[Dataset items]
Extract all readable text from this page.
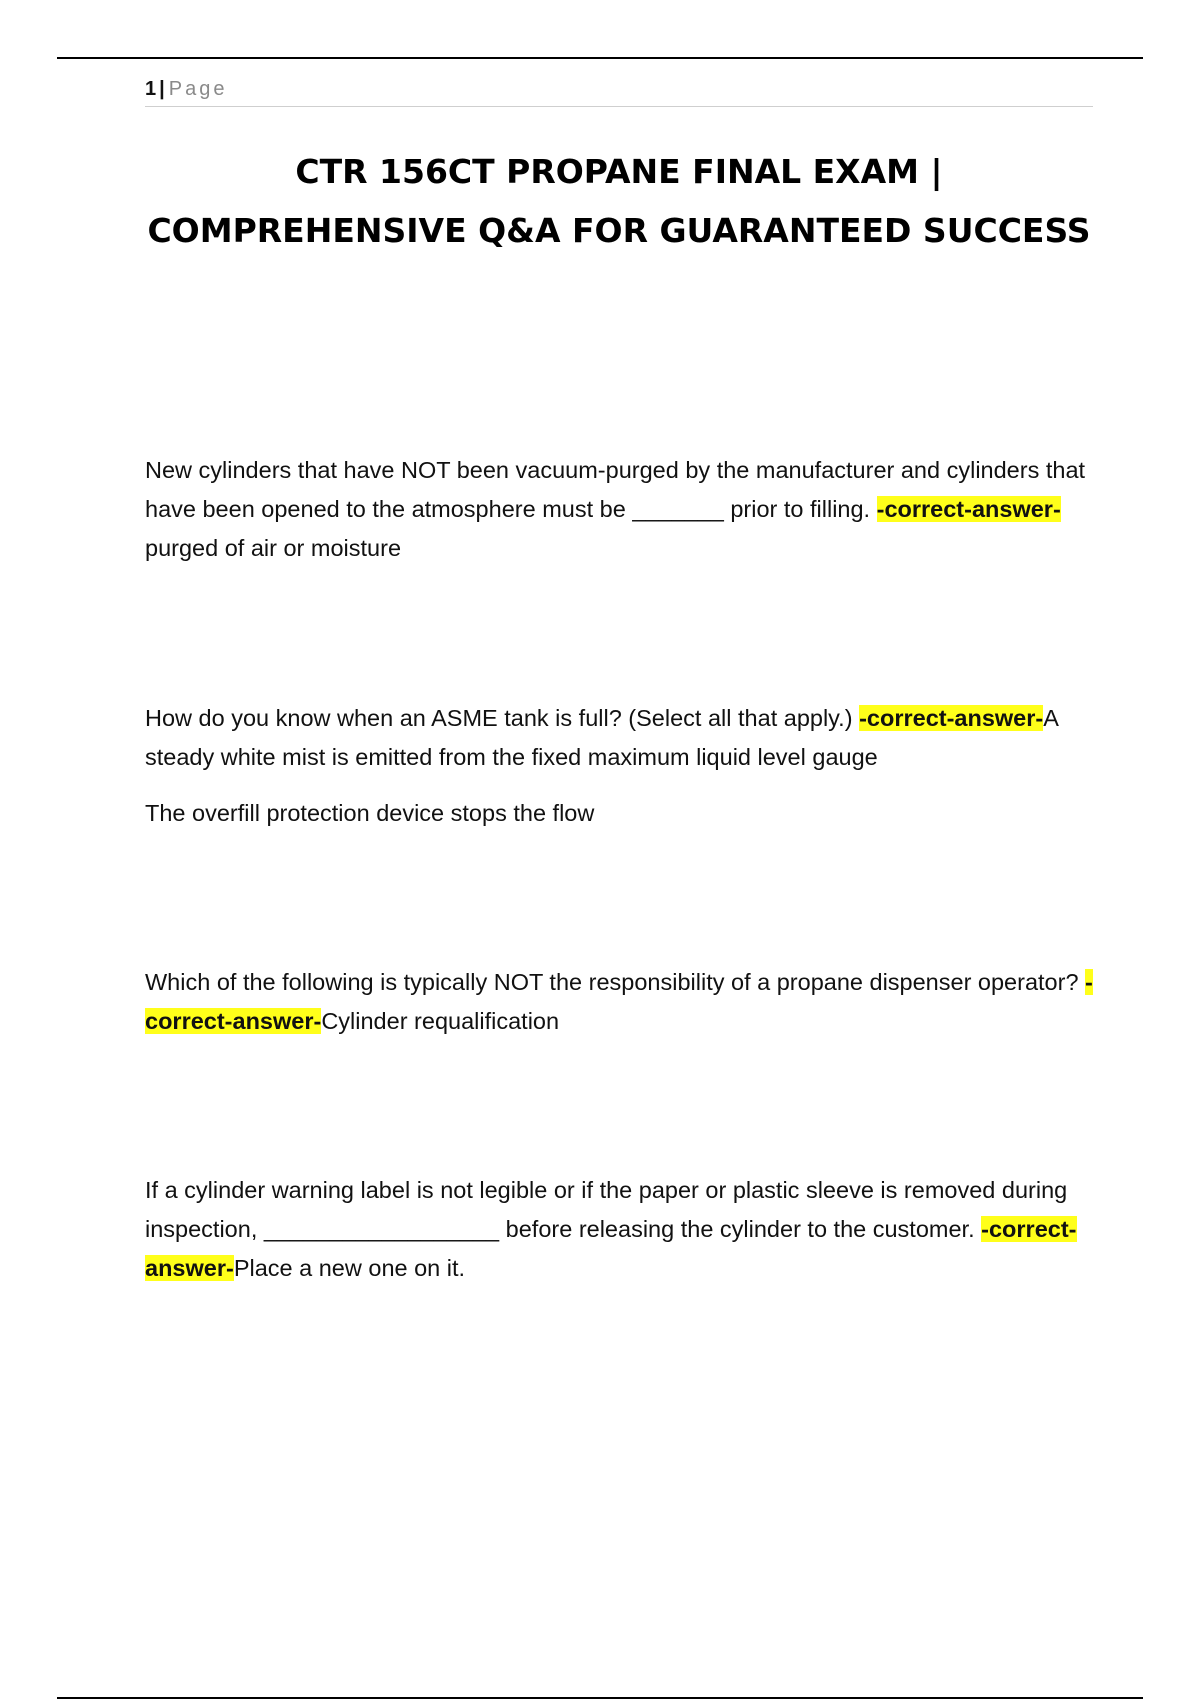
1 | Page
CTR 156CT PROPANE FINAL EXAM | COMPREHENSIVE Q&A FOR GUARANTEED SUCCESS

New cylinders that have NOT been vacuum-purged by the manufacturer and cylinders that have been opened to the atmosphere must be _______ prior to filling. -correct-answer-purged of air or moisture

How do you know when an ASME tank is full? (Select all that apply.) -correct-answer-A steady white mist is emitted from the fixed maximum liquid level gauge

The overfill protection device stops the flow

Which of the following is typically NOT the responsibility of a propane dispenser operator? -correct-answer-Cylinder requalification

If a cylinder warning label is not legible or if the paper or plastic sleeve is removed during inspection, __________________ before releasing the cylinder to the customer. -correct-answer-Place a new one on it.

TASK DESCRIPTION: Without the pictures, restate all of the entries above verbatim.

WRITTEN SOLUTION:
Extract all readable text from this page.
1 | Page
CTR 156CT PROPANE FINAL EXAM | COMPREHENSIVE Q&A FOR GUARANTEED SUCCESS

New cylinders that have NOT been vacuum-purged by the manufacturer and cylinders that have been opened to the atmosphere must be _______ prior to filling. -correct-answer-purged of air or moisture

How do you know when an ASME tank is full? (Select all that apply.) -correct-answer-A steady white mist is emitted from the fixed maximum liquid level gauge

The overfill protection device stops the flow

Which of the following is typically NOT the responsibility of a propane dispenser operator? -correct-answer-Cylinder requalification

If a cylinder warning label is not legible or if the paper or plastic sleeve is removed during inspection, __________________ before releasing the cylinder to the customer. -correct-answer-Place a new one on it.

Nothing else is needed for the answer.